**Exercício proposto 1**
Reproduza sem alterações a passagem do texto sobre a Urca que vai de "Thayssa Rodrigues" a "e restaurantes magníficos.".
::: Trecho fornecido
Thayssa Rodrigues
O menor bairro da cidade, apontado como a região que possui as vistas mais cobiçadas do Rio, a Urca reúne tudo o que um bom roteiro turístico deve ter em um pequeno espaço, que pode ser conhecido inteiramente em um único, e prazeroso, dia de passeio. Entre as atrações do bairro estão: Praia Vermelha, Pão de Açúcar (e seu famoso bondinho), Pista Cláudio Coutinho, Fortaleza de São João e Iate Clube do Rio de Janeiro, com suas imponentes embarcações a completar a paisagem da região. Como se não bastasse tudo isso, os visitantes podem admirar a vista através da mureta mais famosa da cidade, localizada as margens da Baía de Guanabara, e responsável por emoldurar um cenário deslumbrante. Além disso, construções centenárias se somam entre as sossegadas ruas do bairro, que também contam com bares e restaurantes magníficos.
::::::
**Exercício proposto 2**
Transforme em lista numerada as linhas dos registros, da linha com "cigarettes-legend-label: Сигареты, млрд" à linha com "ring-share-arc — [739, 1055, 911, 1227]", ambas incluídas, omitindo as linhas em branco.
::: Registros de dados
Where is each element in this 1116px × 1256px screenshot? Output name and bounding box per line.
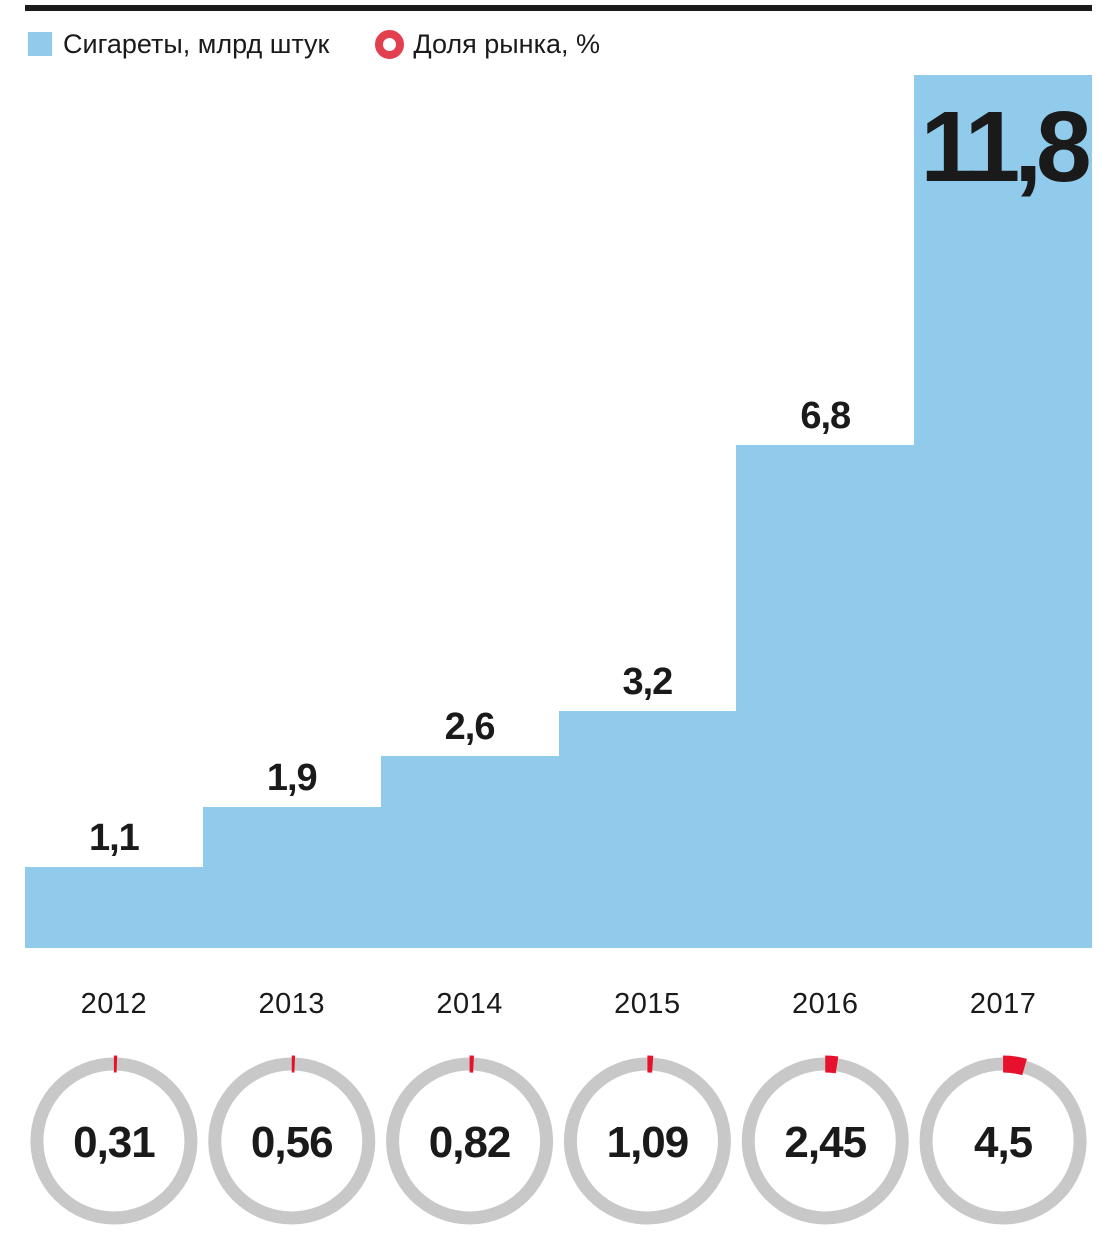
cigarettes-legend-label: Сигареты, млрд штук — [63, 29, 330, 59]
bar-value-label-2016: 6,8 — [800, 394, 851, 437]
bar-value-label-2015: 3,2 — [622, 661, 673, 704]
ring-share-arc — [917, 1055, 1089, 1227]
share-value-label-2013: 0,56 — [251, 1118, 333, 1167]
market-share-legend-label: Доля рынка, % — [413, 29, 601, 59]
bar-value-label-2012: 1,1 — [88, 816, 140, 859]
bar-value-label-2013: 1,9 — [266, 757, 318, 800]
share-ring-2017: 4,5 — [917, 1055, 1089, 1227]
share-ring-2014: 0,82 — [384, 1055, 556, 1227]
year-label-2016: 2016 — [791, 988, 859, 1020]
bar-2015 — [558, 711, 738, 948]
share-ring-2016: 2,45 — [739, 1055, 911, 1227]
year-label-2015: 2015 — [614, 988, 681, 1020]
year-label-2017: 2017 — [969, 988, 1037, 1020]
year-label-2012: 2012 — [80, 988, 148, 1020]
share-value-label-2015: 1,09 — [607, 1118, 689, 1167]
share-ring-2013: 0,56 — [206, 1055, 378, 1227]
year-label-2013: 2013 — [258, 988, 326, 1020]
market-share-rings: 0,31 0,56 0,82 1,09 2,45 4,5 — [28, 1055, 1089, 1227]
share-value-label-2014: 0,82 — [429, 1118, 511, 1167]
top-rule — [25, 5, 1092, 11]
ring-share-arc — [561, 1055, 733, 1227]
ring-share-arc — [384, 1055, 556, 1227]
bar-value-label-2017: 11,8 — [920, 91, 1092, 203]
ring-share-arc — [739, 1055, 911, 1227]
step-bar-chart — [25, 75, 1092, 948]
blue-square-swatch-icon — [28, 32, 52, 56]
bar-2014 — [380, 755, 560, 948]
bar-2012 — [25, 866, 204, 948]
share-value-label-2016: 2,45 — [784, 1118, 866, 1167]
share-value-label-2012: 0,31 — [73, 1118, 155, 1167]
share-value-label-2017: 4,5 — [974, 1118, 1033, 1167]
year-label-2014: 2014 — [436, 988, 503, 1020]
legend: Сигареты, млрд штук Доля рынка, % — [28, 28, 600, 60]
bar-2017 — [914, 75, 1092, 948]
legend-item-market-share: Доля рынка, % — [375, 29, 600, 59]
legend-item-cigarettes: Сигареты, млрд штук — [28, 29, 329, 59]
ring-share-arc — [206, 1055, 378, 1227]
bar-2016 — [736, 444, 916, 948]
share-ring-2015: 1,09 — [561, 1055, 733, 1227]
red-ring-icon — [375, 29, 405, 59]
ring-share-arc — [28, 1055, 200, 1227]
share-ring-2012: 0,31 — [28, 1055, 200, 1227]
bar-2013 — [202, 807, 382, 948]
bar-value-label-2014: 2,6 — [444, 705, 496, 748]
::::::
**Resposta correta 1**
Thayssa Rodrigues
O menor bairro da cidade, apontado como a região que possui as vistas mais cobiçadas do Rio, a Urca reúne tudo o que um bom roteiro turístico deve ter em um pequeno espaço, que pode ser conhecido inteiramente em um único, e prazeroso, dia de passeio. Entre as atrações do bairro estão: Praia Vermelha, Pão de Açúcar (e seu famoso bondinho), Pista Cláudio Coutinho, Fortaleza de São João e Iate Clube do Rio de Janeiro, com suas imponentes embarcações a completar a paisagem da região. Como se não bastasse tudo isso, os visitantes podem admirar a vista através da mureta mais famosa da cidade, localizada as margens da Baía de Guanabara, e responsável por emoldurar um cenário deslumbrante. Além disso, construções centenárias se somam entre as sossegadas ruas do bairro, que também contam com bares e restaurantes magníficos.

**Resposta correta 2**
1. cigarettes-legend-label: Сигареты, млрд штук — [63, 29, 330, 59]
2. bar-value-label-2016: 6,8 — [800, 394, 851, 437]
3. bar-value-label-2015: 3,2 — [622, 661, 673, 704]
4. ring-share-arc — [917, 1055, 1089, 1227]
5. share-value-label-2013: 0,56 — [251, 1118, 333, 1167]
6. market-share-legend-label: Доля рынка, % — [413, 29, 601, 59]
7. bar-value-label-2012: 1,1 — [88, 816, 140, 859]
8. bar-value-label-2013: 1,9 — [266, 757, 318, 800]
9. share-ring-2017: 4,5 — [917, 1055, 1089, 1227]
10. share-ring-2014: 0,82 — [384, 1055, 556, 1227]
11. year-label-2016: 2016 — [791, 988, 859, 1020]
12. bar-2015 — [558, 711, 738, 948]
13. share-ring-2016: 2,45 — [739, 1055, 911, 1227]
14. year-label-2015: 2015 — [614, 988, 681, 1020]
15. year-label-2017: 2017 — [969, 988, 1037, 1020]
16. year-label-2012: 2012 — [80, 988, 148, 1020]
17. share-value-label-2015: 1,09 — [607, 1118, 689, 1167]
18. share-ring-2013: 0,56 — [206, 1055, 378, 1227]
19. year-label-2013: 2013 — [258, 988, 326, 1020]
20. market-share-rings: 0,31 0,56 0,82 1,09 2,45 4,5 — [28, 1055, 1089, 1227]
21. share-value-label-2014: 0,82 — [429, 1118, 511, 1167]
22. top-rule — [25, 5, 1092, 11]
23. ring-share-arc — [561, 1055, 733, 1227]
24. ring-share-arc — [384, 1055, 556, 1227]
25. bar-value-label-2017: 11,8 — [920, 91, 1092, 203]
26. ring-share-arc — [739, 1055, 911, 1227]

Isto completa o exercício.